Records contained in a dataset
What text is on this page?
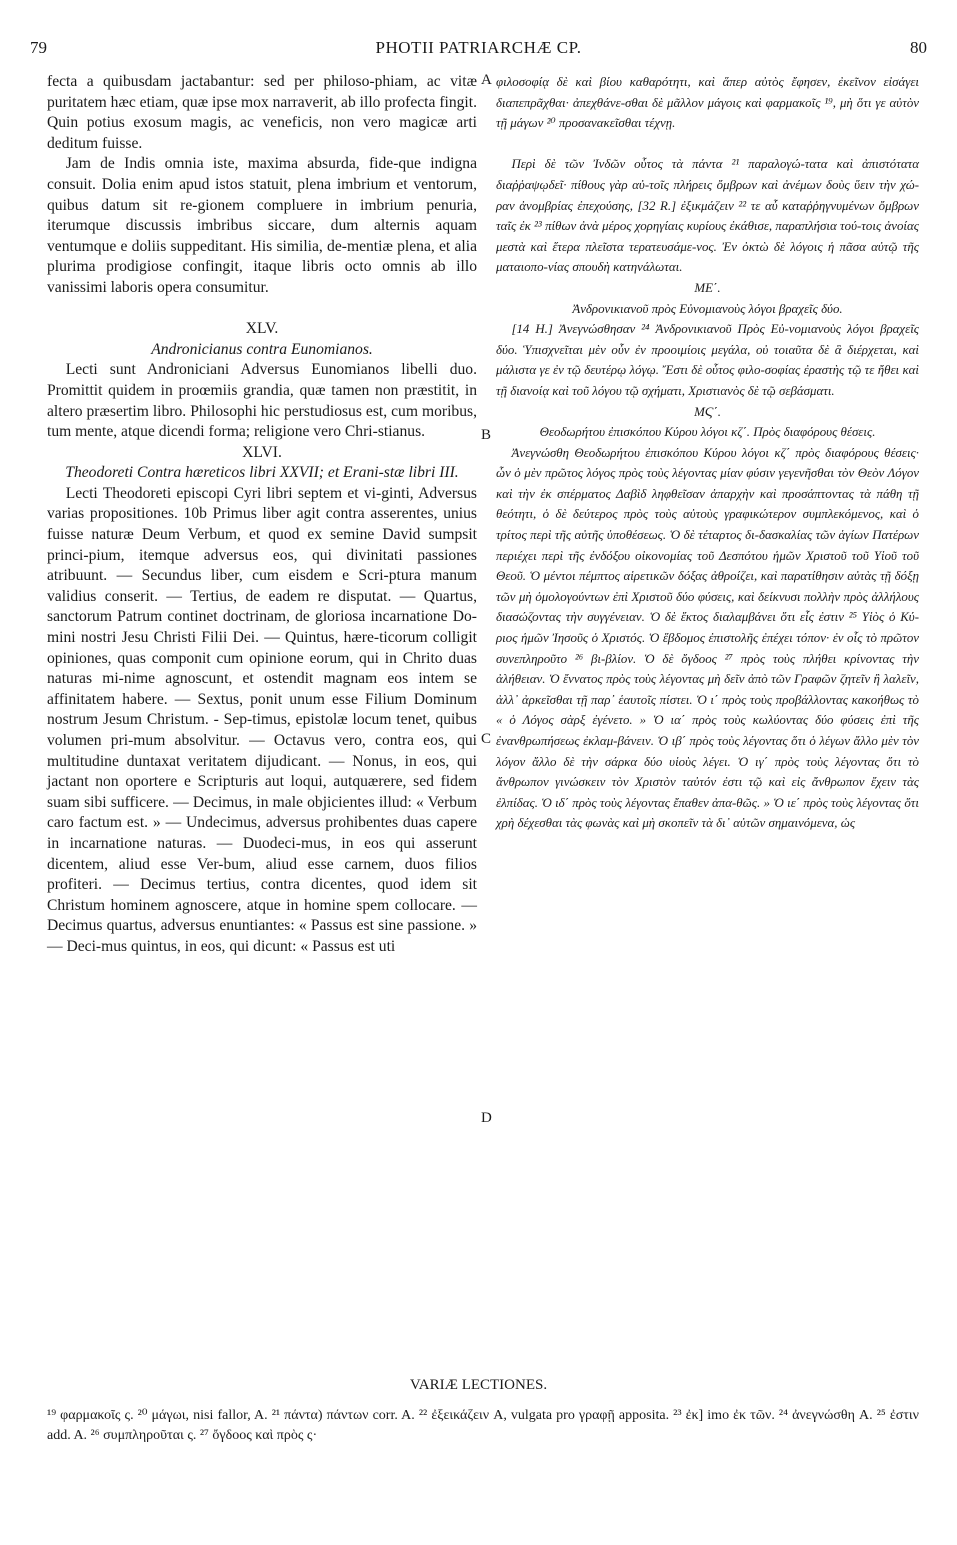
79	PHOTII PATRIARCHÆ CP.	80

fecta a quibusdam jactabantur: sed per philoso-phiam, ac vitæ puritatem hæc etiam, quæ ipse mox narraverit, ab illo profecta fingit. Quin potius exosum magis, ac veneficis, non vero magicæ arti deditum fuisse.

Jam de Indis omnia iste, maxima absurda, fide-que indigna consuit. Dolia enim apud istos statuit, plena imbrium et ventorum, quibus datum sit re-gionem compluere in imbrium penuria, iterumque discussis imbribus siccare, dum alternis aquam ventumque e doliis suppeditant. His similia, de-mentiæ plena, et alia plurima prodigiose confingit, itaque libris octo omnis ab illo vanissimi laboris opera consumitur.

XLV.

Andronicianus contra Eunomianos.

Lecti sunt Androniciani Adversus Eunomianos libelli duo. Promittit quidem in proœmiis grandia, quæ tamen non præstitit, in altero præsertim libro. Philosophi hic perstudiosus est, cum moribus, tum mente, atque dicendi forma; religione vero Chri-stianus.

XLVI.

Theodoreti Contra hæreticos libri XXVII; et Erani-stæ libri III.

Lecti Theodoreti episcopi Cyri libri septem et vi-ginti, Adversus varias propositiones. 10b Primus liber agit contra asserentes, unius fuisse naturæ Deum Verbum, et quod ex semine David sumpsit princi-pium, itemque adversus eos, qui divinitati passiones atribuunt. — Secundus liber, cum eisdem e Scri-ptura manum validius conserit. — Tertius, de eadem re disputat. — Quartus, sanctorum Patrum continet doctrinam, de gloriosa incarnatione Do-mini nostri Jesu Christi Filii Dei. — Quintus, hære-ticorum colligit opiniones, quas componit cum opinione eorum, qui in Chrito duas naturas mi-nime agnoscunt, et ostendit magnam eos intem se affinitatem habere. — Sextus, ponit unum esse Filium Dominum nostrum Jesum Christum. - Sep-timus, epistolæ locum tenet, quibus volumen pri-mum absolvitur. — Octavus vero, contra eos, qui multitudine duntaxat veritatem dijudicant. — Nonus, in eos, qui jactant non oportere e Scripturis aut loqui, autquærere, sed fidem suam sibi sufficere. — Decimus, in male objicientes illud: « Verbum caro factum est. » — Undecimus, adversus prohibentes duas capere in incarnatione naturas. — Duodeci-mus, in eos qui asserunt dicentem, aliud esse Ver-bum, aliud esse carnem, duos filios profiteri. — Decimus tertius, contra dicentes, quod idem sit Christum hominem agnoscere, atque in homine spem collocare. — Decimus quartus, adversus enuntiantes: « Passus est sine passione. » — Deci-mus quintus, in eos, qui dicunt: « Passus est uti

φιλοσοφίᾳ δὲ καὶ βίου καθαρότητι, καὶ ἅπερ αὐτὸς ἔφησεν, ἐκεῖνον εἰσάγει διαπεπρᾶχθαι· ἀπεχθάνε-σθαι δὲ μᾶλλον μάγοις καὶ φαρμακοῖς ¹⁹, μὴ ὅτι γε αὐτὸν τῇ μάγων ²⁰ προσανακεῖσθαι τέχνῃ.

Περὶ δὲ τῶν Ἰνδῶν οὗτος τὰ πάντα ²¹ παραλογώ-τατα καὶ ἀπιστότατα διαῤῥαψῳδεῖ· πίθους γὰρ αὐ-τοῖς πλήρεις ὄμβρων καὶ ἀνέμων δοὺς ὕειν τὴν χώ-ραν ἀνομβρίας ἐπεχούσης, [32 R.] ἐξικμάζειν ²² τε αὖ καταῤῥηγνυμένων ὄμβρων ταῖς ἐκ ²³ πίθων ἀνὰ μέρος χορηγίαις κυρίους ἐκάθισε, παραπλήσια τού-τοις ἀνοίας μεστὰ καὶ ἕτερα πλεῖστα τερατευσάμε-νος. Ἐν ὀκτὼ δὲ λόγοις ἡ πᾶσα αὐτῷ τῆς ματαιοπο-νίας σπουδὴ κατηνάλωται.

ΜΕ΄.

Ἀνδρονικιανοῦ πρὸς Εὐνομιανοὺς λόγοι βραχεῖς δύο.

[14 H.] Ἀνεγνώσθησαν ²⁴ Ἀνδρονικιανοῦ Πρὸς Εὐ-νομιανοὺς λόγοι βραχεῖς δύο. Ὑπισχνεῖται μὲν οὖν ἐν προοιμίοις μεγάλα, οὐ τοιαῦτα δὲ ἃ διέρχεται, καὶ μάλιστα γε ἐν τῷ δευτέρῳ λόγῳ. Ἔστι δὲ οὗτος φιλο-σοφίας ἐραστὴς τῷ τε ἤθει καὶ τῇ διανοίᾳ καὶ τοῦ λόγου τῷ σχήματι, Χριστιανὸς δὲ τῷ σεβάσματι.

ΜϚ΄.

Θεοδωρήτου ἐπισκόπου Κύρου λόγοι κζ΄. Πρὸς διαφόρους θέσεις.

Ἀνεγνώσθη Θεοδωρήτου ἐπισκόπου Κύρου λόγοι κζ΄ πρὸς διαφόρους θέσεις· ὧν ὁ μὲν πρῶτος λόγος πρὸς τοὺς λέγοντας μίαν φύσιν γεγενῆσθαι τὸν Θεὸν Λόγον καὶ τὴν ἐκ σπέρματος Δαβὶδ ληφθεῖσαν ἀπαρχὴν καὶ προσάπτοντας τὰ πάθη τῇ θεότητι, ὁ δὲ δεύτερος πρὸς τοὺς αὐτοὺς γραφικώτερον συμπλεκόμενος, καὶ ὁ τρίτος περὶ τῆς αὐτῆς ὑποθέσεως. Ὁ δὲ τέταρτος δι-δασκαλίας τῶν ἁγίων Πατέρων περιέχει περὶ τῆς ἐνδόξου οἰκονομίας τοῦ Δεσπότου ἡμῶν Χριστοῦ τοῦ Υἱοῦ τοῦ Θεοῦ. Ὁ μέντοι πέμπτος αἱρετικῶν δόξας ἀθροίζει, καὶ παρατίθησιν αὐτὰς τῇ δόξῃ τῶν μὴ ὁμολογούντων ἐπὶ Χριστοῦ δύο φύσεις, καὶ δείκνυσι πολλὴν πρὸς ἀλλήλους διασώζοντας τὴν συγγένειαν. Ὁ δὲ ἕκτος διαλαμβάνει ὅτι εἷς ἐστιν ²⁵ Υἱὸς ὁ Κύ-ριος ἡμῶν Ἰησοῦς ὁ Χριστός. Ὁ ἕβδομος ἐπιστολῆς ἐπέχει τόπον· ἐν οἷς τὸ πρῶτον συνεπληροῦτο ²⁶ βι-βλίον. Ὁ δὲ ὄγδοος ²⁷ πρὸς τοὺς πλήθει κρίνοντας τὴν ἀλήθειαν. Ὁ ἔννατος πρὸς τοὺς λέγοντας μὴ δεῖν ἀπὸ τῶν Γραφῶν ζητεῖν ἢ λαλεῖν, ἀλλ᾽ ἀρκεῖσθαι τῇ παρ᾽ ἑαυτοῖς πίστει. Ὁ ι΄ πρὸς τοὺς προβάλλοντας κακοήθως τὸ « ὁ Λόγος σὰρξ ἐγένετο. » Ὁ ια΄ πρὸς τοὺς κωλύοντας δύο φύσεις ἐπὶ τῆς ἐνανθρωπήσεως ἐκλαμ-βάνειν. Ὁ ιβ΄ πρὸς τοὺς λέγοντας ὅτι ὁ λέγων ἄλλο μὲν τὸν λόγον ἄλλο δὲ τὴν σάρκα δύο υἱοὺς λέγει. Ὁ ιγ΄ πρὸς τοὺς λέγοντας ὅτι τὸ ἄνθρωπον γινώσκειν τὸν Χριστὸν ταὐτόν ἐστι τῷ καὶ εἰς ἄνθρωπον ἔχειν τὰς ἐλπίδας. Ὁ ιδ΄ πρὸς τοὺς λέγοντας ἔπαθεν ἀπα-θῶς. » Ὁ ιε΄ πρὸς τοὺς λέγοντας ὅτι χρὴ δέχεσθαι τὰς φωνὰς καὶ μὴ σκοπεῖν τὰ δι᾽ αὐτῶν σημαινόμενα, ὡς

A
B
C
D
VARIÆ LECTIONES.
¹⁹ φαρμακοῖς ς. ²⁰ μάγωι, nisi fallor, A. ²¹ πάντα) πάντων corr. A. ²² ἐξεικάζειν A, vulgata pro γραφῇ apposita. ²³ ἐκ] imo ἐκ τῶν. ²⁴ ἀνεγνώσθη A. ²⁵ ἐστιν add. A. ²⁶ συμπληροῦται ς. ²⁷ ὄγδοος καὶ πρὸς ς·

→ **REQUIRED TASK**
Establish how many lines of the material above hold the word "πάντα". Nothing but the count should be returned.

→ **ANSWER**
2